## RECORDS FOR THIS TASK
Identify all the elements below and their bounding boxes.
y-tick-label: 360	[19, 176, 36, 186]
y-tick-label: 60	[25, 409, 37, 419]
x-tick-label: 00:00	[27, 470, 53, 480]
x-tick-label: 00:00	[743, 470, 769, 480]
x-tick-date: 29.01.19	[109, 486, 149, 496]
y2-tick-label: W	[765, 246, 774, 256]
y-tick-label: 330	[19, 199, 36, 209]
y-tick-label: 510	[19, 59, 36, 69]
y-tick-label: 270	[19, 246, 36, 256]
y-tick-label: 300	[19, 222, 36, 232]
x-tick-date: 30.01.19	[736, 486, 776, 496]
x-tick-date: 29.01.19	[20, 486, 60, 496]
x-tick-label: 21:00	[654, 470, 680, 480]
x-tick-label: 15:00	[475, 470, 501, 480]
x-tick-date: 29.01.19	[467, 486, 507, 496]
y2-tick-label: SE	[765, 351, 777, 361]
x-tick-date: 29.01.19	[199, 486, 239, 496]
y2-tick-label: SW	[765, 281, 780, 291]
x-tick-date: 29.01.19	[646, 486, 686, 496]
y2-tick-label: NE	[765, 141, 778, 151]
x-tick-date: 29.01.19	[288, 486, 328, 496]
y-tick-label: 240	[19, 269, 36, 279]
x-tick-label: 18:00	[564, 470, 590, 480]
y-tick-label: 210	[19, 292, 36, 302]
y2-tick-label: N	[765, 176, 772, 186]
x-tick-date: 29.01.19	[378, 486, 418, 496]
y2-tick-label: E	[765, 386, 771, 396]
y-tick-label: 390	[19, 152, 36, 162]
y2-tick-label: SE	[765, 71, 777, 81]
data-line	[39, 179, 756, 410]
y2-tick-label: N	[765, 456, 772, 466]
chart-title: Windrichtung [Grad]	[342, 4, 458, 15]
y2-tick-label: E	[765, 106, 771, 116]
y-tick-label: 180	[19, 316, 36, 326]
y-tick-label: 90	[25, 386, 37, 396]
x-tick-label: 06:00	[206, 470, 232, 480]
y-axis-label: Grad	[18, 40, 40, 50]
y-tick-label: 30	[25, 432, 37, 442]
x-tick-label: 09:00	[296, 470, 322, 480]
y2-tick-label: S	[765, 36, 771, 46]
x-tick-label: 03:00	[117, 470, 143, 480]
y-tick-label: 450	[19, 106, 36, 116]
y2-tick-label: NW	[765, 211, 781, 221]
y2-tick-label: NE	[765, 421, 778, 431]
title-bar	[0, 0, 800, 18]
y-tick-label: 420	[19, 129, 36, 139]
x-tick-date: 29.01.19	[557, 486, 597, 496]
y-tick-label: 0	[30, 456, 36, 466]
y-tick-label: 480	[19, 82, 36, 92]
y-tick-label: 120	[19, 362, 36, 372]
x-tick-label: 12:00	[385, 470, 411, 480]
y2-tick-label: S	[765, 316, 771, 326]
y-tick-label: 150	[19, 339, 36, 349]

## REQUIREMENT
Format every line of the item above as a numbered list, leaving out any blank lines.

## WRITTEN SOLUTION
1. Identify all the elements below and their bounding boxes.
2. y-tick-label: 360	[19, 176, 36, 186]
3. y-tick-label: 60	[25, 409, 37, 419]
4. x-tick-label: 00:00	[27, 470, 53, 480]
5. x-tick-label: 00:00	[743, 470, 769, 480]
6. x-tick-date: 29.01.19	[109, 486, 149, 496]
7. y2-tick-label: W	[765, 246, 774, 256]
8. y-tick-label: 330	[19, 199, 36, 209]
9. y-tick-label: 510	[19, 59, 36, 69]
10. y-tick-label: 270	[19, 246, 36, 256]
11. y-tick-label: 300	[19, 222, 36, 232]
12. x-tick-date: 30.01.19	[736, 486, 776, 496]
13. x-tick-date: 29.01.19	[20, 486, 60, 496]
14. x-tick-label: 21:00	[654, 470, 680, 480]
15. x-tick-label: 15:00	[475, 470, 501, 480]
16. x-tick-date: 29.01.19	[467, 486, 507, 496]
17. y2-tick-label: SE	[765, 351, 777, 361]
18. x-tick-date: 29.01.19	[199, 486, 239, 496]
19. y2-tick-label: SW	[765, 281, 780, 291]
20. x-tick-date: 29.01.19	[646, 486, 686, 496]
21. y2-tick-label: NE	[765, 141, 778, 151]
22. x-tick-date: 29.01.19	[288, 486, 328, 496]
23. y-tick-label: 240	[19, 269, 36, 279]
24. x-tick-label: 18:00	[564, 470, 590, 480]
25. y-tick-label: 210	[19, 292, 36, 302]
26. y2-tick-label: N	[765, 176, 772, 186]
27. x-tick-date: 29.01.19	[378, 486, 418, 496]
28. y2-tick-label: E	[765, 386, 771, 396]
29. y-tick-label: 390	[19, 152, 36, 162]
30. y2-tick-label: SE	[765, 71, 777, 81]
31. data-line	[39, 179, 756, 410]
32. y2-tick-label: N	[765, 456, 772, 466]
33. chart-title: Windrichtung [Grad]	[342, 4, 458, 15]
34. y2-tick-label: E	[765, 106, 771, 116]
35. y-tick-label: 180	[19, 316, 36, 326]
36. y-tick-label: 90	[25, 386, 37, 396]
37. x-tick-label: 06:00	[206, 470, 232, 480]
38. y-axis-label: Grad	[18, 40, 40, 50]
39. y-tick-label: 30	[25, 432, 37, 442]
40. x-tick-label: 09:00	[296, 470, 322, 480]
41. y2-tick-label: S	[765, 36, 771, 46]
42. x-tick-label: 03:00	[117, 470, 143, 480]
43. y-tick-label: 450	[19, 106, 36, 116]
44. y2-tick-label: NW	[765, 211, 781, 221]
45. y2-tick-label: NE	[765, 421, 778, 431]
46. title-bar	[0, 0, 800, 18]
47. y-tick-label: 420	[19, 129, 36, 139]
48. x-tick-date: 29.01.19	[557, 486, 597, 496]
49. y-tick-label: 0	[30, 456, 36, 466]
50. y-tick-label: 480	[19, 82, 36, 92]
51. y-tick-label: 120	[19, 362, 36, 372]
52. x-tick-label: 12:00	[385, 470, 411, 480]
53. y2-tick-label: S	[765, 316, 771, 326]
54. y-tick-label: 150	[19, 339, 36, 349]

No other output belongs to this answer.